Task requirements: Look through the material below. Copy every line with the string "Google" in it.

========================

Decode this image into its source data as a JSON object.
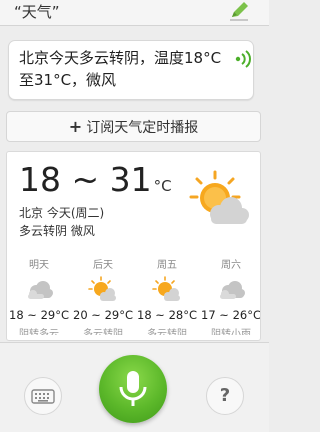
{
  "query": {
    "text": "“天气”"
  },
  "response": {
    "text": "北京今天多云转阴，温度18°C至31°C，微风"
  },
  "subscribe": {
    "plus": "+",
    "label": "订阅天气定时播报"
  },
  "today": {
    "temp_range": "18 ~ 31",
    "unit": "°C",
    "city_day": "北京 今天(周二)",
    "condition": "多云转阴 微风",
    "icon": "partly-cloudy-icon"
  },
  "forecast": [
    {
      "day": "明天",
      "icon": "cloudy-icon",
      "temp": "18 ~ 29°C",
      "desc": "阴转多云"
    },
    {
      "day": "后天",
      "icon": "partly-cloudy-icon",
      "temp": "20 ~ 29°C",
      "desc": "多云转阴"
    },
    {
      "day": "周五",
      "icon": "partly-cloudy-icon",
      "temp": "18 ~ 28°C",
      "desc": "多云转阴"
    },
    {
      "day": "周六",
      "icon": "cloudy-icon",
      "temp": "17 ~ 26°C",
      "desc": "阴转小雨"
    }
  ],
  "controls": {
    "help_label": "?"
  },
  "colors": {
    "accent_green": "#5cb82a",
    "sun_orange": "#f5a623"
  }
}
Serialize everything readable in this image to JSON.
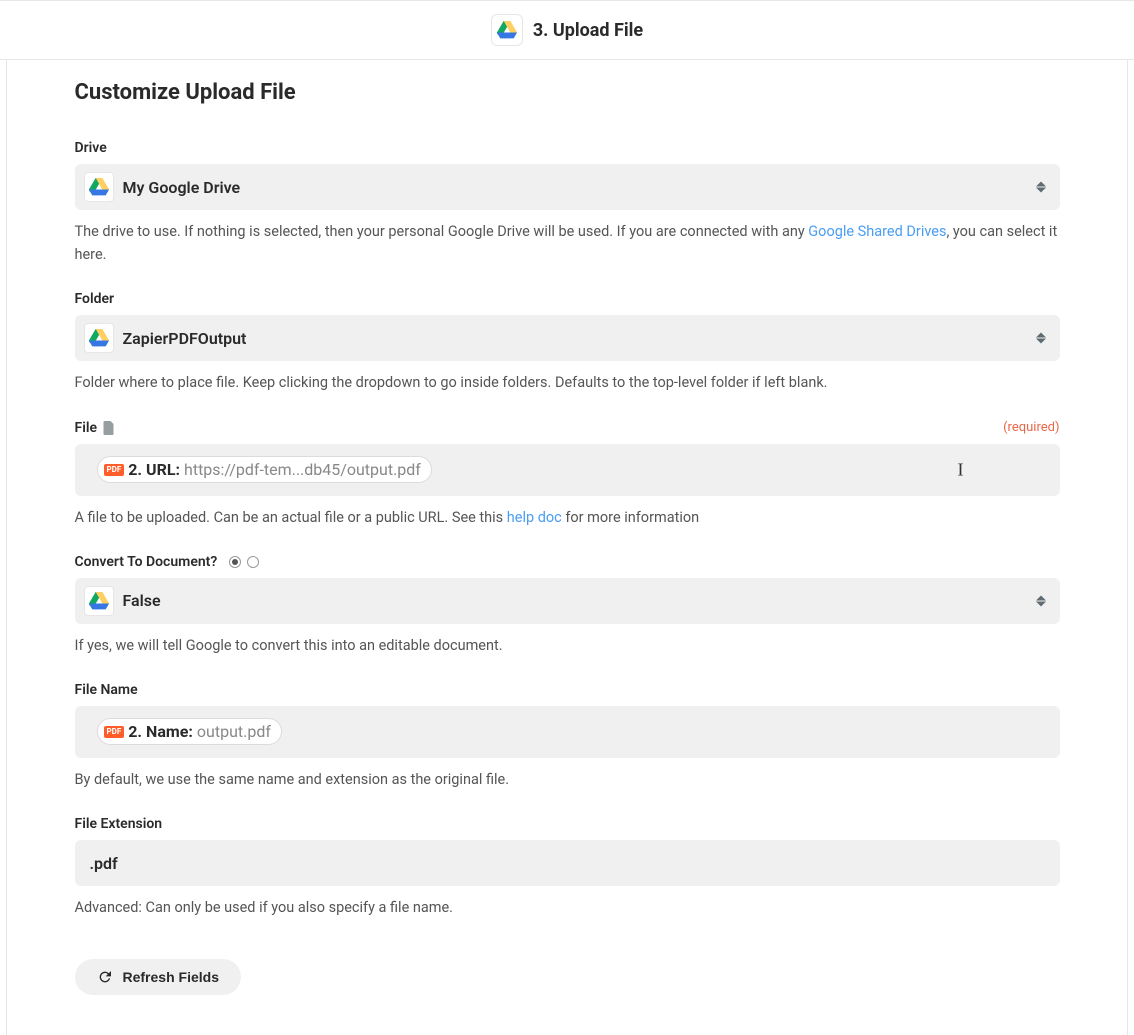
{
  "header": {
    "title": "3. Upload File"
  },
  "section_title": "Customize Upload File",
  "fields": {
    "drive": {
      "label": "Drive",
      "value": "My Google Drive",
      "help_pre": "The drive to use. If nothing is selected, then your personal Google Drive will be used. If you are connected with any ",
      "help_link": "Google Shared Drives",
      "help_post": ", you can select it here."
    },
    "folder": {
      "label": "Folder",
      "value": "ZapierPDFOutput",
      "help": "Folder where to place file. Keep clicking the dropdown to go inside folders. Defaults to the top-level folder if left blank."
    },
    "file": {
      "label": "File",
      "required": "(required)",
      "pill_icon": "PDF",
      "pill_key": "2. URL: ",
      "pill_val": "https://pdf-tem...db45/output.pdf",
      "help_pre": "A file to be uploaded. Can be an actual file or a public URL. See this ",
      "help_link": "help doc",
      "help_post": " for more information"
    },
    "convert": {
      "label": "Convert To Document?",
      "value": "False",
      "help": "If yes, we will tell Google to convert this into an editable document."
    },
    "filename": {
      "label": "File Name",
      "pill_icon": "PDF",
      "pill_key": "2. Name: ",
      "pill_val": "output.pdf",
      "help": "By default, we use the same name and extension as the original file."
    },
    "extension": {
      "label": "File Extension",
      "value": ".pdf",
      "help": "Advanced: Can only be used if you also specify a file name."
    }
  },
  "refresh_label": "Refresh Fields"
}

========================

Task answer:
      "value": "My Google Drive",
      "help_pre": "The drive to use. If nothing is selected, then your personal Google Drive will be used. If you are connected with any ",
      "help_link": "Google Shared Drives",
      "help": "If yes, we will tell Google to convert this into an editable document."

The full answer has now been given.